▸ **WHAT YOU ARE ASKED TO DO**: Exclude the pictures and reproduce the remaining data exactly as written.

# # #

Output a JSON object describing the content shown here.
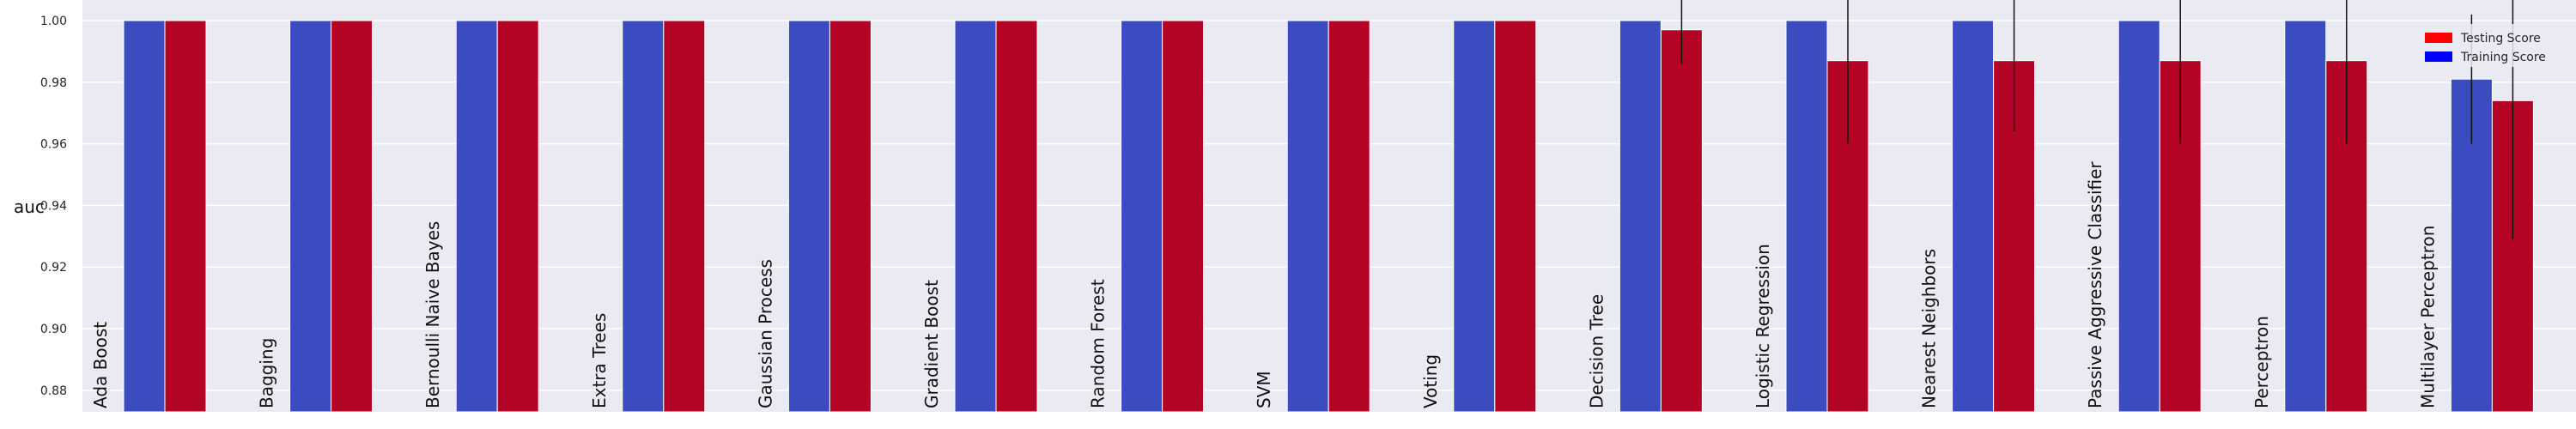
{
  "chart_data": {
    "type": "bar",
    "ylabel": "auc",
    "ylim": [
      0.873,
      1.0
    ],
    "yticks": [
      "0.88",
      "0.90",
      "0.92",
      "0.94",
      "0.96",
      "0.98",
      "1.00"
    ],
    "grid": true,
    "legend_position": "top-right",
    "categories": [
      "Ada Boost",
      "Bagging",
      "Bernoulli Naive Bayes",
      "Extra Trees",
      "Gaussian Process",
      "Gradient Boost",
      "Random Forest",
      "SVM",
      "Voting",
      "Decision Tree",
      "Logistic Regression",
      "Nearest Neighbors",
      "Passive Aggressive Classifier",
      "Perceptron",
      "Multilayer Perceptron"
    ],
    "series": [
      {
        "name": "Training Score",
        "color": "#3a4cc0",
        "values": [
          1.0,
          1.0,
          1.0,
          1.0,
          1.0,
          1.0,
          1.0,
          1.0,
          1.0,
          1.0,
          1.0,
          1.0,
          1.0,
          1.0,
          0.981
        ],
        "err": [
          0,
          0,
          0,
          0,
          0,
          0,
          0,
          0,
          0,
          0,
          0,
          0,
          0,
          0,
          0.021
        ]
      },
      {
        "name": "Testing Score",
        "color": "#b40426",
        "values": [
          1.0,
          1.0,
          1.0,
          1.0,
          1.0,
          1.0,
          1.0,
          1.0,
          1.0,
          0.997,
          0.987,
          0.987,
          0.987,
          0.987,
          0.974
        ],
        "err": [
          0,
          0,
          0,
          0,
          0,
          0,
          0,
          0,
          0,
          0.011,
          0.027,
          0.023,
          0.027,
          0.027,
          0.045
        ]
      }
    ],
    "legend": [
      {
        "label": "Testing Score",
        "color": "#ff0000"
      },
      {
        "label": "Training Score",
        "color": "#0000ff"
      }
    ]
  }
}
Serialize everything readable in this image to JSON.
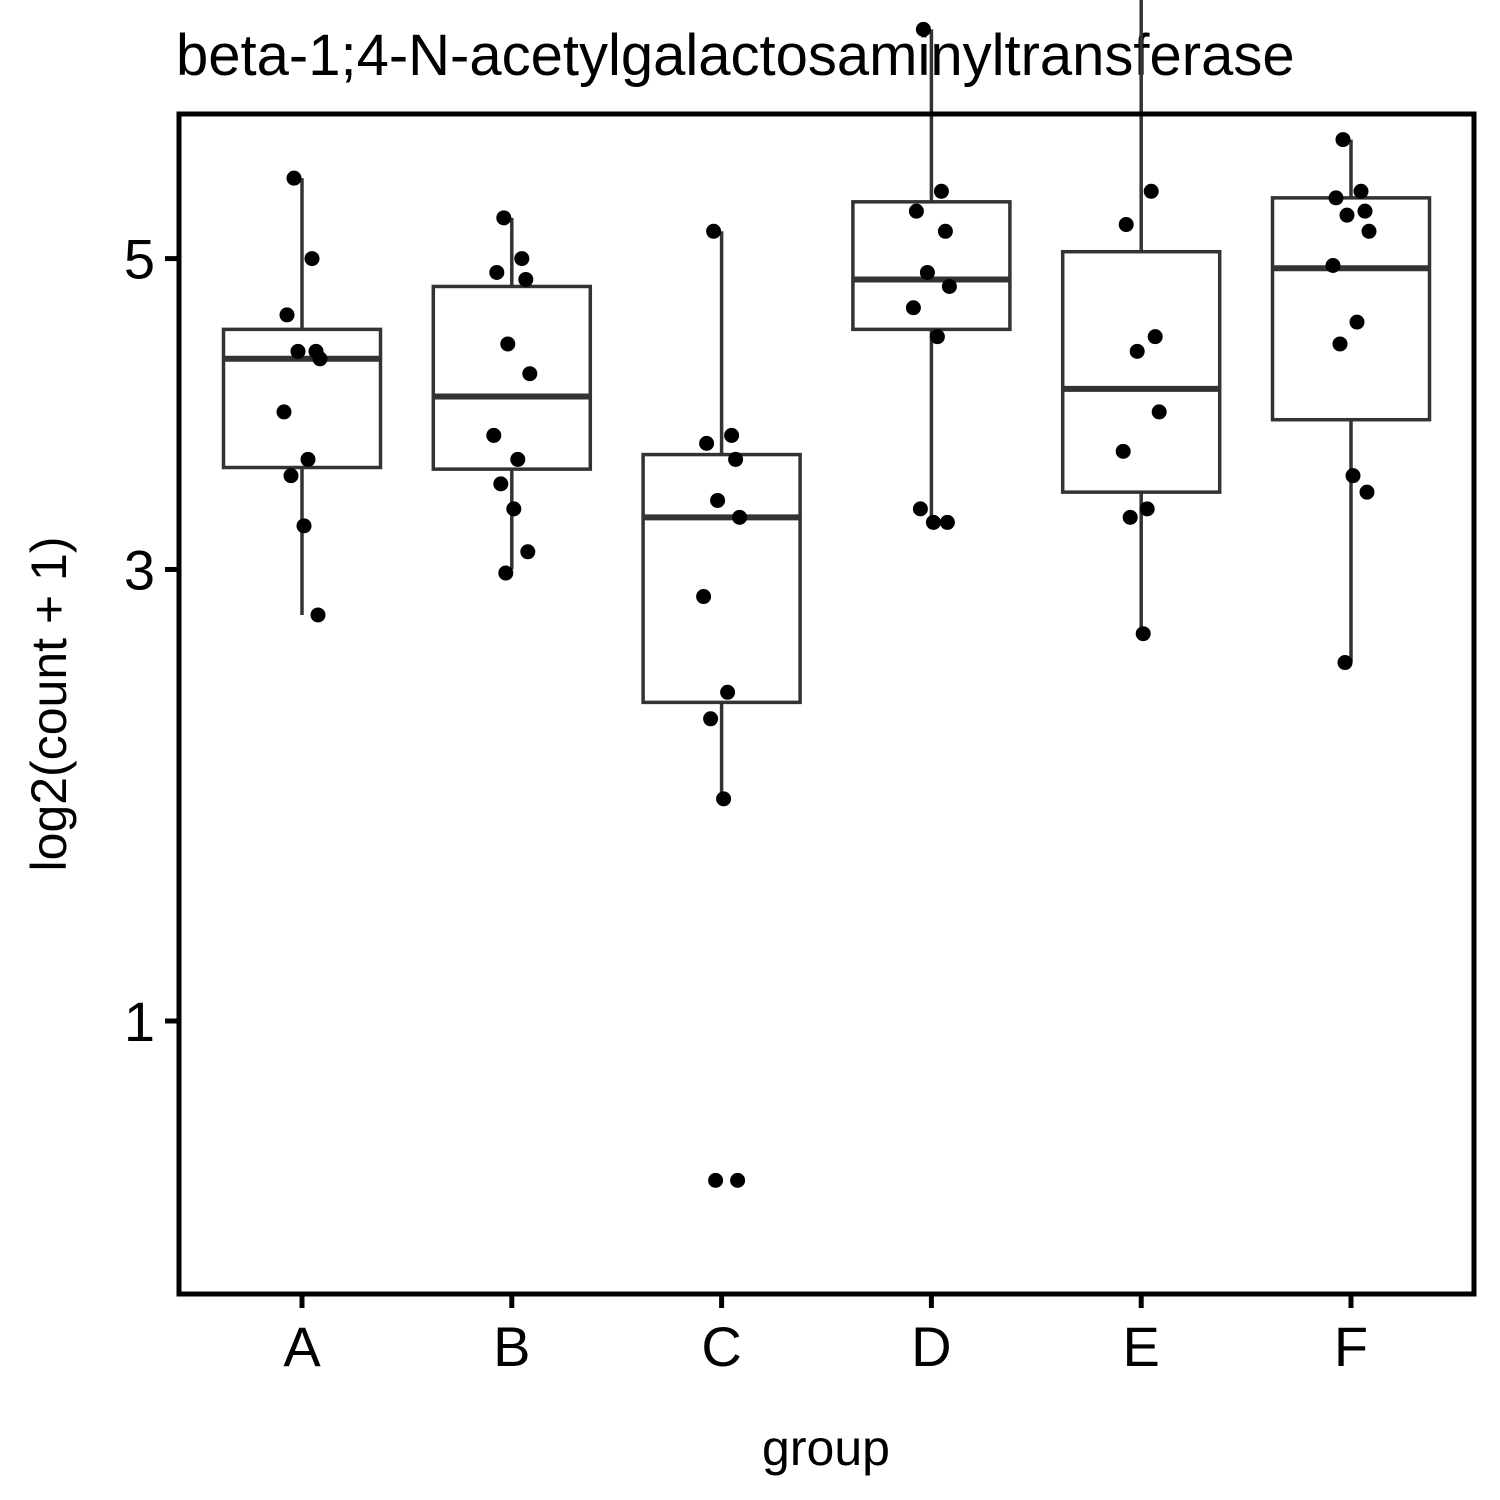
{
  "chart_data": {
    "type": "boxplot",
    "title": "beta-1;4-N-acetylgalactosaminyltransferase",
    "xlabel": "group",
    "ylabel": "log2(count + 1)",
    "y_scale": "sqrt",
    "ylim": [
      0.25,
      7.25
    ],
    "yticks": [
      1,
      3,
      5
    ],
    "categories": [
      "A",
      "B",
      "C",
      "D",
      "E",
      "F"
    ],
    "boxes": [
      {
        "group": "A",
        "min": 2.75,
        "q1": 3.6,
        "median": 4.3,
        "q3": 4.5,
        "max": 5.6
      },
      {
        "group": "B",
        "min": 3.0,
        "q1": 3.59,
        "median": 4.05,
        "q3": 4.8,
        "max": 5.3
      },
      {
        "group": "C",
        "min": 1.85,
        "q1": 2.3,
        "median": 3.3,
        "q3": 3.68,
        "max": 5.2
      },
      {
        "group": "D",
        "min": 3.25,
        "q1": 4.5,
        "median": 4.85,
        "q3": 5.42,
        "max": 6.8
      },
      {
        "group": "E",
        "min": 2.65,
        "q1": 3.45,
        "median": 4.1,
        "q3": 5.05,
        "max": 7.2
      },
      {
        "group": "F",
        "min": 2.5,
        "q1": 3.9,
        "median": 4.93,
        "q3": 5.45,
        "max": 5.9
      }
    ],
    "points": [
      {
        "group": "A",
        "values": [
          5.6,
          5.0,
          4.6,
          4.35,
          4.35,
          4.3,
          3.95,
          3.65,
          3.55,
          3.25,
          2.75
        ]
      },
      {
        "group": "B",
        "values": [
          5.3,
          5.0,
          4.9,
          4.85,
          4.4,
          4.2,
          3.8,
          3.65,
          3.5,
          3.35,
          3.1,
          2.98
        ]
      },
      {
        "group": "C",
        "values": [
          5.2,
          3.8,
          3.75,
          3.65,
          3.4,
          3.3,
          2.85,
          2.35,
          2.22,
          1.85,
          0.55,
          0.55
        ]
      },
      {
        "group": "D",
        "values": [
          6.8,
          5.5,
          5.35,
          5.2,
          4.9,
          4.8,
          4.65,
          4.45,
          3.35,
          3.27,
          3.27
        ]
      },
      {
        "group": "E",
        "values": [
          7.2,
          5.5,
          5.25,
          4.45,
          4.35,
          3.95,
          3.7,
          3.35,
          3.3,
          2.65
        ]
      },
      {
        "group": "F",
        "values": [
          5.9,
          5.5,
          5.45,
          5.35,
          5.32,
          5.2,
          4.95,
          4.55,
          4.4,
          3.55,
          3.45,
          2.5
        ]
      }
    ],
    "colors": {
      "box_stroke": "#333333",
      "median": "#333333",
      "point": "#000000",
      "axis": "#000000",
      "background": "#ffffff"
    },
    "grid": false,
    "legend": "none"
  }
}
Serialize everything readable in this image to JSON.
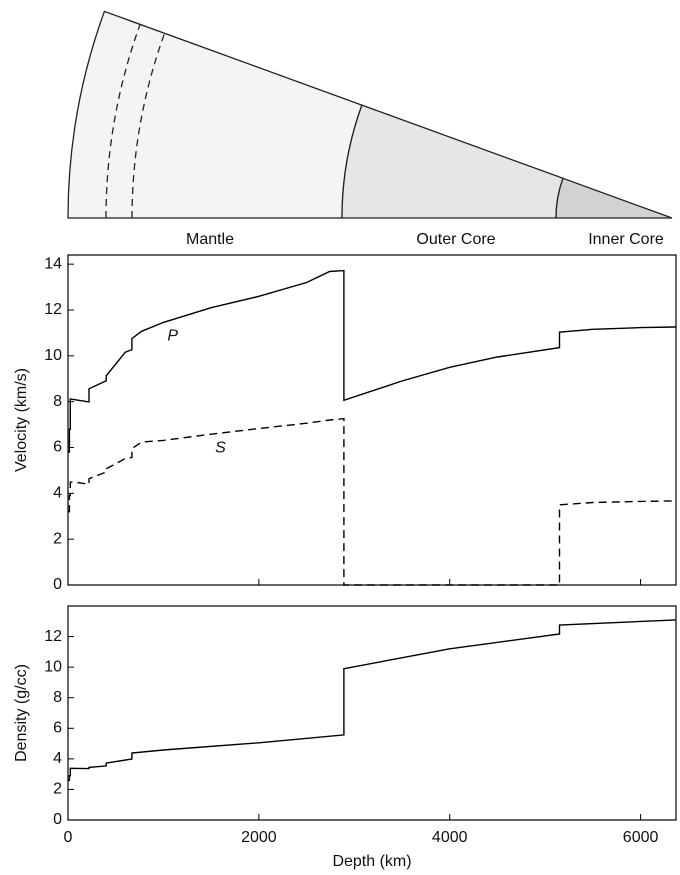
{
  "diagram": {
    "labels": [
      "Mantle",
      "Outer Core",
      "Inner Core"
    ]
  },
  "chart_data": [
    {
      "type": "line",
      "ylabel": "Velocity (km/s)",
      "xlim": [
        0,
        6371
      ],
      "xticks": [
        0,
        2000,
        4000,
        6000
      ],
      "ylim": [
        0,
        14.4
      ],
      "yticks": [
        0,
        2,
        4,
        6,
        8,
        10,
        12,
        14
      ],
      "series": [
        {
          "name": "P",
          "color": "#000000",
          "style": "solid",
          "x": [
            0,
            15,
            15,
            24,
            24,
            80,
            220,
            220,
            400,
            400,
            600,
            670,
            670,
            771,
            1000,
            1500,
            2000,
            2500,
            2741,
            2891,
            2891,
            3500,
            4000,
            4500,
            5150,
            5150,
            5500,
            6000,
            6371
          ],
          "values": [
            5.8,
            5.8,
            6.8,
            6.8,
            8.11,
            8.08,
            7.99,
            8.56,
            8.91,
            9.13,
            10.16,
            10.27,
            10.75,
            11.07,
            11.46,
            12.1,
            12.6,
            13.2,
            13.68,
            13.72,
            8.06,
            8.9,
            9.5,
            9.95,
            10.36,
            11.03,
            11.16,
            11.23,
            11.26
          ]
        },
        {
          "name": "S",
          "color": "#000000",
          "style": "dashed",
          "x": [
            0,
            15,
            15,
            24,
            24,
            80,
            220,
            220,
            400,
            400,
            600,
            670,
            670,
            771,
            1000,
            1500,
            2000,
            2500,
            2741,
            2891,
            2891,
            5150,
            5150,
            5500,
            6000,
            6371
          ],
          "values": [
            3.2,
            3.2,
            3.9,
            3.9,
            4.49,
            4.48,
            4.4,
            4.64,
            4.93,
            5.07,
            5.52,
            5.57,
            5.95,
            6.24,
            6.31,
            6.58,
            6.83,
            7.06,
            7.2,
            7.26,
            0,
            0,
            3.5,
            3.6,
            3.65,
            3.67
          ]
        }
      ]
    },
    {
      "type": "line",
      "ylabel": "Density (g/cc)",
      "xlabel": "Depth (km)",
      "xlim": [
        0,
        6371
      ],
      "xticks": [
        0,
        2000,
        4000,
        6000
      ],
      "ylim": [
        0,
        14
      ],
      "yticks": [
        0,
        2,
        4,
        6,
        8,
        10,
        12
      ],
      "series": [
        {
          "name": null,
          "color": "#000000",
          "style": "solid",
          "x": [
            0,
            15,
            15,
            24,
            24,
            220,
            220,
            400,
            400,
            670,
            670,
            1000,
            2000,
            2891,
            2891,
            4000,
            5150,
            5150,
            6371
          ],
          "values": [
            2.6,
            2.6,
            2.9,
            2.9,
            3.38,
            3.36,
            3.44,
            3.54,
            3.72,
            3.99,
            4.38,
            4.58,
            5.05,
            5.57,
            9.9,
            11.2,
            12.17,
            12.76,
            13.09
          ]
        }
      ]
    }
  ]
}
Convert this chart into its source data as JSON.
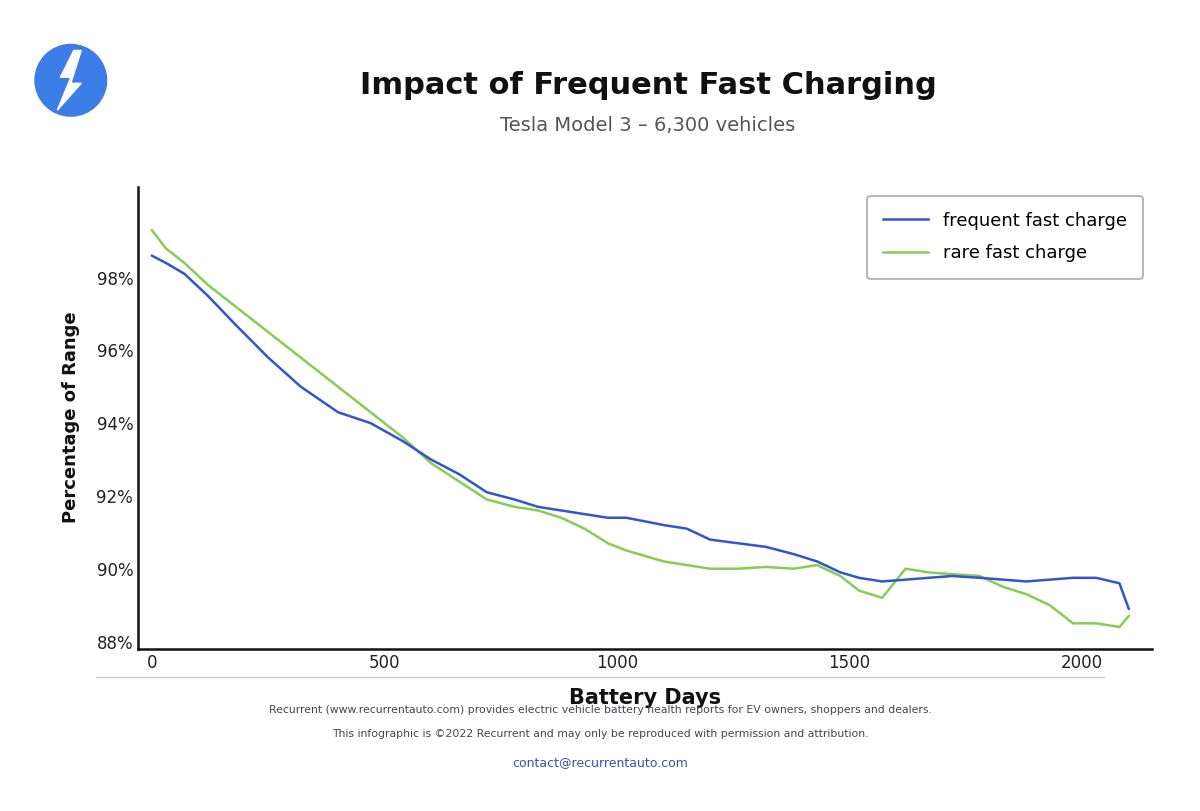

# # #

▸ **TASK RESULT**:
Output a JSON object describing the content shown here.
{
  "chart_data": {
    "type": "bar",
    "ylabel": "auc",
    "ylim": [
      0.873,
      1.0
    ],
    "yticks": [
      "0.88",
      "0.90",
      "0.92",
      "0.94",
      "0.96",
      "0.98",
      "1.00"
    ],
    "grid": true,
    "legend_position": "top-right",
    "categories": [
      "Ada Boost",
      "Bagging",
      "Bernoulli Naive Bayes",
      "Extra Trees",
      "Gaussian Process",
      "Gradient Boost",
      "Random Forest",
      "SVM",
      "Voting",
      "Decision Tree",
      "Logistic Regression",
      "Nearest Neighbors",
      "Passive Aggressive Classifier",
      "Perceptron",
      "Multilayer Perceptron"
    ],
    "series": [
      {
        "name": "Training Score",
        "color": "#3a4cc0",
        "values": [
          1.0,
          1.0,
          1.0,
          1.0,
          1.0,
          1.0,
          1.0,
          1.0,
          1.0,
          1.0,
          1.0,
          1.0,
          1.0,
          1.0,
          0.981
        ],
        "err": [
          0,
          0,
          0,
          0,
          0,
          0,
          0,
          0,
          0,
          0,
          0,
          0,
          0,
          0,
          0.021
        ]
      },
      {
        "name": "Testing Score",
        "color": "#b40426",
        "values": [
          1.0,
          1.0,
          1.0,
          1.0,
          1.0,
          1.0,
          1.0,
          1.0,
          1.0,
          0.997,
          0.987,
          0.987,
          0.987,
          0.987,
          0.974
        ],
        "err": [
          0,
          0,
          0,
          0,
          0,
          0,
          0,
          0,
          0,
          0.011,
          0.027,
          0.023,
          0.027,
          0.027,
          0.045
        ]
      }
    ],
    "legend": [
      {
        "label": "Testing Score",
        "color": "#ff0000"
      },
      {
        "label": "Training Score",
        "color": "#0000ff"
      }
    ]
  }
}
Serialize everything readable in this image to JSON.
{
  "chart_data": {
    "type": "boxplot",
    "title": "beta-1;4-N-acetylgalactosaminyltransferase",
    "xlabel": "group",
    "ylabel": "log2(count + 1)",
    "y_scale": "sqrt",
    "ylim": [
      0.25,
      7.25
    ],
    "yticks": [
      1,
      3,
      5
    ],
    "categories": [
      "A",
      "B",
      "C",
      "D",
      "E",
      "F"
    ],
    "boxes": [
      {
        "group": "A",
        "min": 2.75,
        "q1": 3.6,
        "median": 4.3,
        "q3": 4.5,
        "max": 5.6
      },
      {
        "group": "B",
        "min": 3.0,
        "q1": 3.59,
        "median": 4.05,
        "q3": 4.8,
        "max": 5.3
      },
      {
        "group": "C",
        "min": 1.85,
        "q1": 2.3,
        "median": 3.3,
        "q3": 3.68,
        "max": 5.2
      },
      {
        "group": "D",
        "min": 3.25,
        "q1": 4.5,
        "median": 4.85,
        "q3": 5.42,
        "max": 6.8
      },
      {
        "group": "E",
        "min": 2.65,
        "q1": 3.45,
        "median": 4.1,
        "q3": 5.05,
        "max": 7.2
      },
      {
        "group": "F",
        "min": 2.5,
        "q1": 3.9,
        "median": 4.93,
        "q3": 5.45,
        "max": 5.9
      }
    ],
    "points": [
      {
        "group": "A",
        "values": [
          5.6,
          5.0,
          4.6,
          4.35,
          4.35,
          4.3,
          3.95,
          3.65,
          3.55,
          3.25,
          2.75
        ]
      },
      {
        "group": "B",
        "values": [
          5.3,
          5.0,
          4.9,
          4.85,
          4.4,
          4.2,
          3.8,
          3.65,
          3.5,
          3.35,
          3.1,
          2.98
        ]
      },
      {
        "group": "C",
        "values": [
          5.2,
          3.8,
          3.75,
          3.65,
          3.4,
          3.3,
          2.85,
          2.35,
          2.22,
          1.85,
          0.55,
          0.55
        ]
      },
      {
        "group": "D",
        "values": [
          6.8,
          5.5,
          5.35,
          5.2,
          4.9,
          4.8,
          4.65,
          4.45,
          3.35,
          3.27,
          3.27
        ]
      },
      {
        "group": "E",
        "values": [
          7.2,
          5.5,
          5.25,
          4.45,
          4.35,
          3.95,
          3.7,
          3.35,
          3.3,
          2.65
        ]
      },
      {
        "group": "F",
        "values": [
          5.9,
          5.5,
          5.45,
          5.35,
          5.32,
          5.2,
          4.95,
          4.55,
          4.4,
          3.55,
          3.45,
          2.5
        ]
      }
    ],
    "colors": {
      "box_stroke": "#333333",
      "median": "#333333",
      "point": "#000000",
      "axis": "#000000",
      "background": "#ffffff"
    },
    "grid": false,
    "legend": "none"
  }
}
Serialize everything readable in this image to JSON.
{
  "diagram": {
    "labels": [
      "Mantle",
      "Outer Core",
      "Inner Core"
    ]
  },
  "chart_data": [
    {
      "type": "line",
      "ylabel": "Velocity (km/s)",
      "xlim": [
        0,
        6371
      ],
      "xticks": [
        0,
        2000,
        4000,
        6000
      ],
      "ylim": [
        0,
        14.4
      ],
      "yticks": [
        0,
        2,
        4,
        6,
        8,
        10,
        12,
        14
      ],
      "series": [
        {
          "name": "P",
          "color": "#000000",
          "style": "solid",
          "x": [
            0,
            15,
            15,
            24,
            24,
            80,
            220,
            220,
            400,
            400,
            600,
            670,
            670,
            771,
            1000,
            1500,
            2000,
            2500,
            2741,
            2891,
            2891,
            3500,
            4000,
            4500,
            5150,
            5150,
            5500,
            6000,
            6371
          ],
          "values": [
            5.8,
            5.8,
            6.8,
            6.8,
            8.11,
            8.08,
            7.99,
            8.56,
            8.91,
            9.13,
            10.16,
            10.27,
            10.75,
            11.07,
            11.46,
            12.1,
            12.6,
            13.2,
            13.68,
            13.72,
            8.06,
            8.9,
            9.5,
            9.95,
            10.36,
            11.03,
            11.16,
            11.23,
            11.26
          ]
        },
        {
          "name": "S",
          "color": "#000000",
          "style": "dashed",
          "x": [
            0,
            15,
            15,
            24,
            24,
            80,
            220,
            220,
            400,
            400,
            600,
            670,
            670,
            771,
            1000,
            1500,
            2000,
            2500,
            2741,
            2891,
            2891,
            5150,
            5150,
            5500,
            6000,
            6371
          ],
          "values": [
            3.2,
            3.2,
            3.9,
            3.9,
            4.49,
            4.48,
            4.4,
            4.64,
            4.93,
            5.07,
            5.52,
            5.57,
            5.95,
            6.24,
            6.31,
            6.58,
            6.83,
            7.06,
            7.2,
            7.26,
            0,
            0,
            3.5,
            3.6,
            3.65,
            3.67
          ]
        }
      ]
    },
    {
      "type": "line",
      "ylabel": "Density (g/cc)",
      "xlabel": "Depth (km)",
      "xlim": [
        0,
        6371
      ],
      "xticks": [
        0,
        2000,
        4000,
        6000
      ],
      "ylim": [
        0,
        14
      ],
      "yticks": [
        0,
        2,
        4,
        6,
        8,
        10,
        12
      ],
      "series": [
        {
          "name": null,
          "color": "#000000",
          "style": "solid",
          "x": [
            0,
            15,
            15,
            24,
            24,
            220,
            220,
            400,
            400,
            670,
            670,
            1000,
            2000,
            2891,
            2891,
            4000,
            5150,
            5150,
            6371
          ],
          "values": [
            2.6,
            2.6,
            2.9,
            2.9,
            3.38,
            3.36,
            3.44,
            3.54,
            3.72,
            3.99,
            4.38,
            4.58,
            5.05,
            5.57,
            9.9,
            11.2,
            12.17,
            12.76,
            13.09
          ]
        }
      ]
    }
  ]
}
Convert this chart into its source data as JSON.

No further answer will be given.